***** SOURCE RECORDS

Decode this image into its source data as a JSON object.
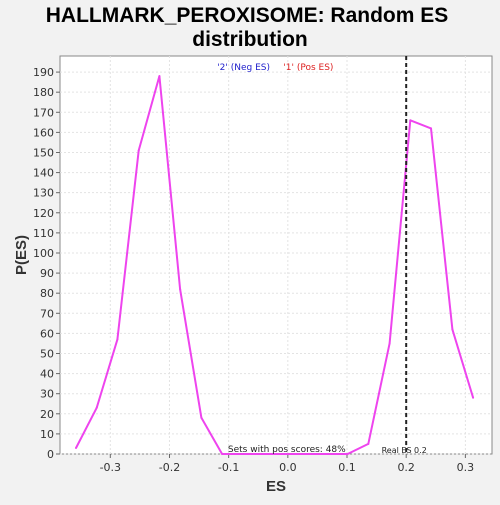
{
  "chart_data": {
    "type": "line",
    "title_line1": "HALLMARK_PEROXISOME: Random ES",
    "title_line2": "distribution",
    "xlabel": "ES",
    "ylabel": "P(ES)",
    "xlim": [
      -0.385,
      0.345
    ],
    "ylim": [
      0,
      198
    ],
    "x_ticks": [
      -0.3,
      -0.2,
      -0.1,
      0.0,
      0.1,
      0.2,
      0.3
    ],
    "x_tick_labels": [
      "-0.3",
      "-0.2",
      "-0.1",
      "0.0",
      "0.1",
      "0.2",
      "0.3"
    ],
    "y_ticks": [
      0,
      10,
      20,
      30,
      40,
      50,
      60,
      70,
      80,
      90,
      100,
      110,
      120,
      130,
      140,
      150,
      160,
      170,
      180,
      190
    ],
    "y_tick_labels": [
      "0",
      "10",
      "20",
      "30",
      "40",
      "50",
      "60",
      "70",
      "80",
      "90",
      "100",
      "110",
      "120",
      "130",
      "140",
      "150",
      "160",
      "170",
      "180",
      "190"
    ],
    "grid": true,
    "series": [
      {
        "color": "#ee44ee",
        "x": [
          -0.358,
          -0.323,
          -0.288,
          -0.252,
          -0.217,
          -0.182,
          -0.146,
          -0.111,
          -0.076,
          -0.04,
          -0.005,
          0.03,
          0.066,
          0.101,
          0.136,
          0.172,
          0.207,
          0.242,
          0.278,
          0.313
        ],
        "y": [
          3,
          23,
          57,
          151,
          188,
          82,
          18,
          0,
          0,
          0,
          0,
          0,
          0,
          0,
          5,
          55,
          166,
          162,
          62,
          28
        ]
      }
    ],
    "legend": [
      {
        "label": "'2' (Neg ES)",
        "color": "#2222cc"
      },
      {
        "label": "'1' (Pos ES)",
        "color": "#dd2222"
      }
    ],
    "legend_placement": "top-center",
    "real_es": {
      "x": 0.2,
      "label": "Real ES 0.2"
    },
    "annotation": "Sets with pos scores: 48%"
  }
}
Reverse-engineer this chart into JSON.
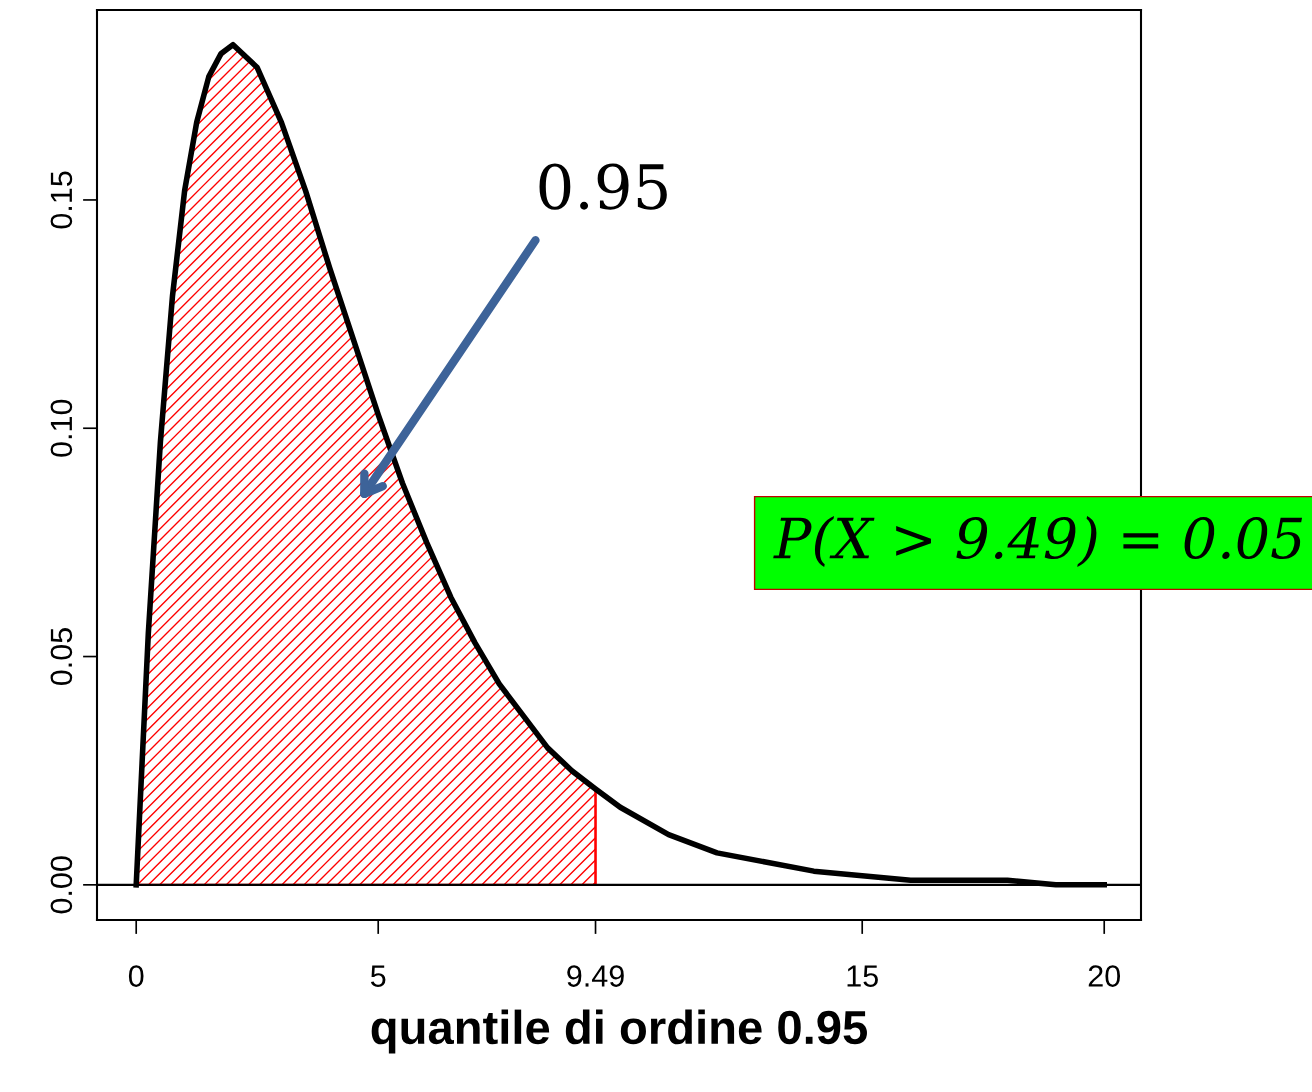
{
  "chart_data": {
    "type": "line",
    "xlabel": "quantile di ordine 0.95",
    "series": [
      {
        "type": "area",
        "color": "#ff0000",
        "x": [
          0,
          0.25,
          0.5,
          0.75,
          1,
          1.25,
          1.5,
          1.75,
          2,
          2.5,
          3,
          3.5,
          4,
          4.5,
          5,
          5.5,
          6,
          6.5,
          7,
          7.5,
          8,
          8.5,
          9,
          9.49
        ],
        "values": [
          0,
          0.055,
          0.097,
          0.129,
          0.152,
          0.167,
          0.177,
          0.182,
          0.184,
          0.179,
          0.167,
          0.152,
          0.135,
          0.119,
          0.103,
          0.088,
          0.075,
          0.063,
          0.053,
          0.044,
          0.037,
          0.03,
          0.025,
          0.021
        ]
      },
      {
        "color": "#000000",
        "x": [
          0,
          0.25,
          0.5,
          0.75,
          1,
          1.25,
          1.5,
          1.75,
          2,
          2.5,
          3,
          3.5,
          4,
          4.5,
          5,
          5.5,
          6,
          6.5,
          7,
          7.5,
          8,
          8.5,
          9,
          9.49,
          10,
          11,
          12,
          13,
          14,
          15,
          16,
          17,
          18,
          19,
          20
        ],
        "values": [
          0,
          0.055,
          0.097,
          0.129,
          0.152,
          0.167,
          0.177,
          0.182,
          0.184,
          0.179,
          0.167,
          0.152,
          0.135,
          0.119,
          0.103,
          0.088,
          0.075,
          0.063,
          0.053,
          0.044,
          0.037,
          0.03,
          0.025,
          0.021,
          0.017,
          0.011,
          0.007,
          0.005,
          0.003,
          0.002,
          0.001,
          0.001,
          0.001,
          0.0,
          0.0
        ]
      }
    ],
    "xlim": [
      -0.81,
      20.76
    ],
    "ylim": [
      -0.0077,
      0.1916
    ],
    "xticks": [
      0,
      5,
      9.49,
      15,
      20
    ],
    "yticks": [
      {
        "value": 0,
        "label": "0.00"
      },
      {
        "value": 0.05,
        "label": "0.05"
      },
      {
        "value": 0.1,
        "label": "0.10"
      },
      {
        "value": 0.15,
        "label": "0.15"
      }
    ],
    "ref_lines": [
      {
        "axis": "y",
        "value": 0,
        "color": "#000000"
      }
    ],
    "annotations": [
      "0.95",
      "P(X > 9.49) = 0.05"
    ],
    "grid": false,
    "legend": false,
    "marker": "none",
    "line_style": "solid"
  }
}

**********

Transcribe the whole listing exactly. Pictures are excluded.

Decode this image into its source data as a JSON object.
{
  "chart_data": {
    "type": "line",
    "title_line1": "HALLMARK_PEROXISOME: Random ES",
    "title_line2": "distribution",
    "xlabel": "ES",
    "ylabel": "P(ES)",
    "xlim": [
      -0.385,
      0.345
    ],
    "ylim": [
      0,
      198
    ],
    "x_ticks": [
      -0.3,
      -0.2,
      -0.1,
      0.0,
      0.1,
      0.2,
      0.3
    ],
    "x_tick_labels": [
      "-0.3",
      "-0.2",
      "-0.1",
      "0.0",
      "0.1",
      "0.2",
      "0.3"
    ],
    "y_ticks": [
      0,
      10,
      20,
      30,
      40,
      50,
      60,
      70,
      80,
      90,
      100,
      110,
      120,
      130,
      140,
      150,
      160,
      170,
      180,
      190
    ],
    "y_tick_labels": [
      "0",
      "10",
      "20",
      "30",
      "40",
      "50",
      "60",
      "70",
      "80",
      "90",
      "100",
      "110",
      "120",
      "130",
      "140",
      "150",
      "160",
      "170",
      "180",
      "190"
    ],
    "grid": true,
    "series": [
      {
        "color": "#ee44ee",
        "x": [
          -0.358,
          -0.323,
          -0.288,
          -0.252,
          -0.217,
          -0.182,
          -0.146,
          -0.111,
          -0.076,
          -0.04,
          -0.005,
          0.03,
          0.066,
          0.101,
          0.136,
          0.172,
          0.207,
          0.242,
          0.278,
          0.313
        ],
        "y": [
          3,
          23,
          57,
          151,
          188,
          82,
          18,
          0,
          0,
          0,
          0,
          0,
          0,
          0,
          5,
          55,
          166,
          162,
          62,
          28
        ]
      }
    ],
    "legend": [
      {
        "label": "'2' (Neg ES)",
        "color": "#2222cc"
      },
      {
        "label": "'1' (Pos ES)",
        "color": "#dd2222"
      }
    ],
    "legend_placement": "top-center",
    "real_es": {
      "x": 0.2,
      "label": "Real ES 0.2"
    },
    "annotation": "Sets with pos scores: 48%"
  }
}
Reverse-engineer this chart into JSON.
{
  "chart_data": {
    "type": "line",
    "xlabel": "quantile di ordine 0.95",
    "series": [
      {
        "type": "area",
        "color": "#ff0000",
        "x": [
          0,
          0.25,
          0.5,
          0.75,
          1,
          1.25,
          1.5,
          1.75,
          2,
          2.5,
          3,
          3.5,
          4,
          4.5,
          5,
          5.5,
          6,
          6.5,
          7,
          7.5,
          8,
          8.5,
          9,
          9.49
        ],
        "values": [
          0,
          0.055,
          0.097,
          0.129,
          0.152,
          0.167,
          0.177,
          0.182,
          0.184,
          0.179,
          0.167,
          0.152,
          0.135,
          0.119,
          0.103,
          0.088,
          0.075,
          0.063,
          0.053,
          0.044,
          0.037,
          0.03,
          0.025,
          0.021
        ]
      },
      {
        "color": "#000000",
        "x": [
          0,
          0.25,
          0.5,
          0.75,
          1,
          1.25,
          1.5,
          1.75,
          2,
          2.5,
          3,
          3.5,
          4,
          4.5,
          5,
          5.5,
          6,
          6.5,
          7,
          7.5,
          8,
          8.5,
          9,
          9.49,
          10,
          11,
          12,
          13,
          14,
          15,
          16,
          17,
          18,
          19,
          20
        ],
        "values": [
          0,
          0.055,
          0.097,
          0.129,
          0.152,
          0.167,
          0.177,
          0.182,
          0.184,
          0.179,
          0.167,
          0.152,
          0.135,
          0.119,
          0.103,
          0.088,
          0.075,
          0.063,
          0.053,
          0.044,
          0.037,
          0.03,
          0.025,
          0.021,
          0.017,
          0.011,
          0.007,
          0.005,
          0.003,
          0.002,
          0.001,
          0.001,
          0.001,
          0.0,
          0.0
        ]
      }
    ],
    "xlim": [
      -0.81,
      20.76
    ],
    "ylim": [
      -0.0077,
      0.1916
    ],
    "xticks": [
      0,
      5,
      9.49,
      15,
      20
    ],
    "yticks": [
      {
        "value": 0,
        "label": "0.00"
      },
      {
        "value": 0.05,
        "label": "0.05"
      },
      {
        "value": 0.1,
        "label": "0.10"
      },
      {
        "value": 0.15,
        "label": "0.15"
      }
    ],
    "ref_lines": [
      {
        "axis": "y",
        "value": 0,
        "color": "#000000"
      }
    ],
    "annotations": [
      "0.95",
      "P(X > 9.49) = 0.05"
    ],
    "grid": false,
    "legend": false,
    "marker": "none",
    "line_style": "solid"
  }
}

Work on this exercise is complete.